*What to produce:*
Filter the data for lines with the word "Speed", then copy every line so identified.

*Provided material:*
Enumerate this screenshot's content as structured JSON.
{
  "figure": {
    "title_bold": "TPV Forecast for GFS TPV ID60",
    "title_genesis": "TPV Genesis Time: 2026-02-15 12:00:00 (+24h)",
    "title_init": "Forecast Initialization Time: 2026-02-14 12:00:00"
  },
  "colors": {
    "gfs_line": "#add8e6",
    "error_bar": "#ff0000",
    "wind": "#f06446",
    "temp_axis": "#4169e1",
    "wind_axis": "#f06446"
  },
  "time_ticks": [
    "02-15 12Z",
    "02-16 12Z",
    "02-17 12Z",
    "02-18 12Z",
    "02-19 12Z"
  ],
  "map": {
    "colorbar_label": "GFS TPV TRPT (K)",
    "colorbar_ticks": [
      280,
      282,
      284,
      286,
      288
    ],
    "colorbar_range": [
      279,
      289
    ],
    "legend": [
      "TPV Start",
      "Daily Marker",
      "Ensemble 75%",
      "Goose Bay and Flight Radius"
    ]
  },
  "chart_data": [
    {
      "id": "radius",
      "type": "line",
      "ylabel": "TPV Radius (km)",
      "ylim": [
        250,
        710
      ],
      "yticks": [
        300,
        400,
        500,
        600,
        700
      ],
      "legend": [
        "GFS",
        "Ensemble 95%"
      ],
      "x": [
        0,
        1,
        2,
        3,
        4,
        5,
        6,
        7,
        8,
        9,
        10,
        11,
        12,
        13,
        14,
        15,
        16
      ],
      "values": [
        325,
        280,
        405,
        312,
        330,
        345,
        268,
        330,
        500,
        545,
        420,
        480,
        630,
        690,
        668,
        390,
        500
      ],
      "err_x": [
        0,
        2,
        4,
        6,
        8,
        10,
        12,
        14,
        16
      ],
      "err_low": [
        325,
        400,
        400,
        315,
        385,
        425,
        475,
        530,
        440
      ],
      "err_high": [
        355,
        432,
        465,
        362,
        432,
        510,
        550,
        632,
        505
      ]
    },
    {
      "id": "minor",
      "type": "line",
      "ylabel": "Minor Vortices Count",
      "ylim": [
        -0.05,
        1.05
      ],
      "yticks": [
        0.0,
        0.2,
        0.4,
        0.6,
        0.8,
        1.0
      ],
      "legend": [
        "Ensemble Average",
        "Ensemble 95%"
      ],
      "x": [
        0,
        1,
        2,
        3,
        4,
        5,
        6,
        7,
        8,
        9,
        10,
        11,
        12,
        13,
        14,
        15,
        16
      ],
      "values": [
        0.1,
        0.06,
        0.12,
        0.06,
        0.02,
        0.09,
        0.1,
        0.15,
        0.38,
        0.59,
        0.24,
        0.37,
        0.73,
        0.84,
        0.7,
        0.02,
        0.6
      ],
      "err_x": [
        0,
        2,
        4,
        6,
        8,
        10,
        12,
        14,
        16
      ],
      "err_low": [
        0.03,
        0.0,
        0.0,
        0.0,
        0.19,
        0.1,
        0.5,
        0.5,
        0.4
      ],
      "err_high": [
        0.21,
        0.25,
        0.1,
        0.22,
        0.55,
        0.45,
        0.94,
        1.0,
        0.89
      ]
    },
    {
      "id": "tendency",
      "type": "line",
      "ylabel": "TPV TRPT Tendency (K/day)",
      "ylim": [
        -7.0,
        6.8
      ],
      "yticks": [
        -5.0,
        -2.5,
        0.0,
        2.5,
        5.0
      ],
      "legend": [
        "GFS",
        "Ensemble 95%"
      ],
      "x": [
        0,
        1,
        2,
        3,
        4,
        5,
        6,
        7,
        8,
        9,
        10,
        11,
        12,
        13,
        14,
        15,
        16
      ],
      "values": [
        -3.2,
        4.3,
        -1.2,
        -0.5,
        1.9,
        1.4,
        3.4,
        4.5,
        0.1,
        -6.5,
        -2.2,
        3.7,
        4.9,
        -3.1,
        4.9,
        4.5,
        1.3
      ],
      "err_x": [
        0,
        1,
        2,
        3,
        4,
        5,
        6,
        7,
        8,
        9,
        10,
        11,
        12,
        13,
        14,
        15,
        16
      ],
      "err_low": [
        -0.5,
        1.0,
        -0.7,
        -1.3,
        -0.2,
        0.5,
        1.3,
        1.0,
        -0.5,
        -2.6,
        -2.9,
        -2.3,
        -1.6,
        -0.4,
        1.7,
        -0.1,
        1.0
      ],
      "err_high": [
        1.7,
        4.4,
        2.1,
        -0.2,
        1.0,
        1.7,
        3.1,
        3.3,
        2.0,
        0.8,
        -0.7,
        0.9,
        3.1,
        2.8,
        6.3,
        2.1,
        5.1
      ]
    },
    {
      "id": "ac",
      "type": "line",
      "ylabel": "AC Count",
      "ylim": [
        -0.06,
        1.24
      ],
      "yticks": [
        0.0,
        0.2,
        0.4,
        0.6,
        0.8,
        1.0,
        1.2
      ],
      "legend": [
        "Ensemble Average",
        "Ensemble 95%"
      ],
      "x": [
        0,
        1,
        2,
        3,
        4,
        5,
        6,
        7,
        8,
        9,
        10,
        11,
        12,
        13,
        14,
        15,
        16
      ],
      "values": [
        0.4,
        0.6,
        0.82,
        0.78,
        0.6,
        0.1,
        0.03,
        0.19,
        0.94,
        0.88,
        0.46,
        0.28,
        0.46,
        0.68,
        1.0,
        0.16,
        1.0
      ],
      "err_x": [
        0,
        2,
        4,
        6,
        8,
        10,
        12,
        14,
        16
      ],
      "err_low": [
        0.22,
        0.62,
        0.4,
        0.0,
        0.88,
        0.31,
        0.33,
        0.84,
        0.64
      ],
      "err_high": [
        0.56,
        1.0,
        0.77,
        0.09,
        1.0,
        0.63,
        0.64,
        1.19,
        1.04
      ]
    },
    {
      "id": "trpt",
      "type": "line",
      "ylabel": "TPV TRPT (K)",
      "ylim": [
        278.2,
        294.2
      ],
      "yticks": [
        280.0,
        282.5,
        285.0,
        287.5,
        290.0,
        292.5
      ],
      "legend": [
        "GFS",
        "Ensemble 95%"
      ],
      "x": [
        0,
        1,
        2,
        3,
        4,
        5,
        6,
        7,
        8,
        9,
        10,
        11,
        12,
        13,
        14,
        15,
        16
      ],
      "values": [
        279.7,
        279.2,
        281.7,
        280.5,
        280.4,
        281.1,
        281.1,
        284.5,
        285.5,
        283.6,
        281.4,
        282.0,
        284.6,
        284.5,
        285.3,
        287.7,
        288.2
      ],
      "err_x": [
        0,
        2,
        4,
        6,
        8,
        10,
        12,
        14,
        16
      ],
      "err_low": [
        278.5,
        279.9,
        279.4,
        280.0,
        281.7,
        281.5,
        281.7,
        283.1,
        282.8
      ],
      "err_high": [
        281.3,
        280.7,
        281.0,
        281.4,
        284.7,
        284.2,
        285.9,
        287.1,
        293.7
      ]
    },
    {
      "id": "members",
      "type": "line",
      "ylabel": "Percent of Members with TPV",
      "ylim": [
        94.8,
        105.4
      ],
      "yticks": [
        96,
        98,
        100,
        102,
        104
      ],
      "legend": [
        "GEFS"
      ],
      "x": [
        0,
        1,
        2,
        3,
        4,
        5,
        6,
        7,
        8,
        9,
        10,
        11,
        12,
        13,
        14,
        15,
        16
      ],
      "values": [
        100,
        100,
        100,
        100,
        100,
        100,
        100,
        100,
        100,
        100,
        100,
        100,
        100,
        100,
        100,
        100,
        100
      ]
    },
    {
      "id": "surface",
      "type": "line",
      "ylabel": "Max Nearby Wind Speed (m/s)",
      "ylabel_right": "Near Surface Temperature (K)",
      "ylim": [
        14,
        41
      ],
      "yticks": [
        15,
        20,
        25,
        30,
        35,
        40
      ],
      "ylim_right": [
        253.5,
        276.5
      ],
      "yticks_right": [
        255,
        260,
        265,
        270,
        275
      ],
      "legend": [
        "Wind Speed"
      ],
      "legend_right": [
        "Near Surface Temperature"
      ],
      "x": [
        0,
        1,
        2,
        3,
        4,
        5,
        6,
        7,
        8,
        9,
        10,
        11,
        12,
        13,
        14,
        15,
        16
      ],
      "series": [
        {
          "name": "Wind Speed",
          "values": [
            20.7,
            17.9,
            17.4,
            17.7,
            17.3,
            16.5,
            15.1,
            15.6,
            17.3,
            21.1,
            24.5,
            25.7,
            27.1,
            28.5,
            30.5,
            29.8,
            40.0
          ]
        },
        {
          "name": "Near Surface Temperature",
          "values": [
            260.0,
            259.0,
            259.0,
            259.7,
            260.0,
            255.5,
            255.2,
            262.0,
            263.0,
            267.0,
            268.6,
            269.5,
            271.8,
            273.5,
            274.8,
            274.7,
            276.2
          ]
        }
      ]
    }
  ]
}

*Response to this exercise:*
      "ylabel": "Max Nearby Wind Speed (m/s)",
        "Wind Speed"
          "name": "Wind Speed",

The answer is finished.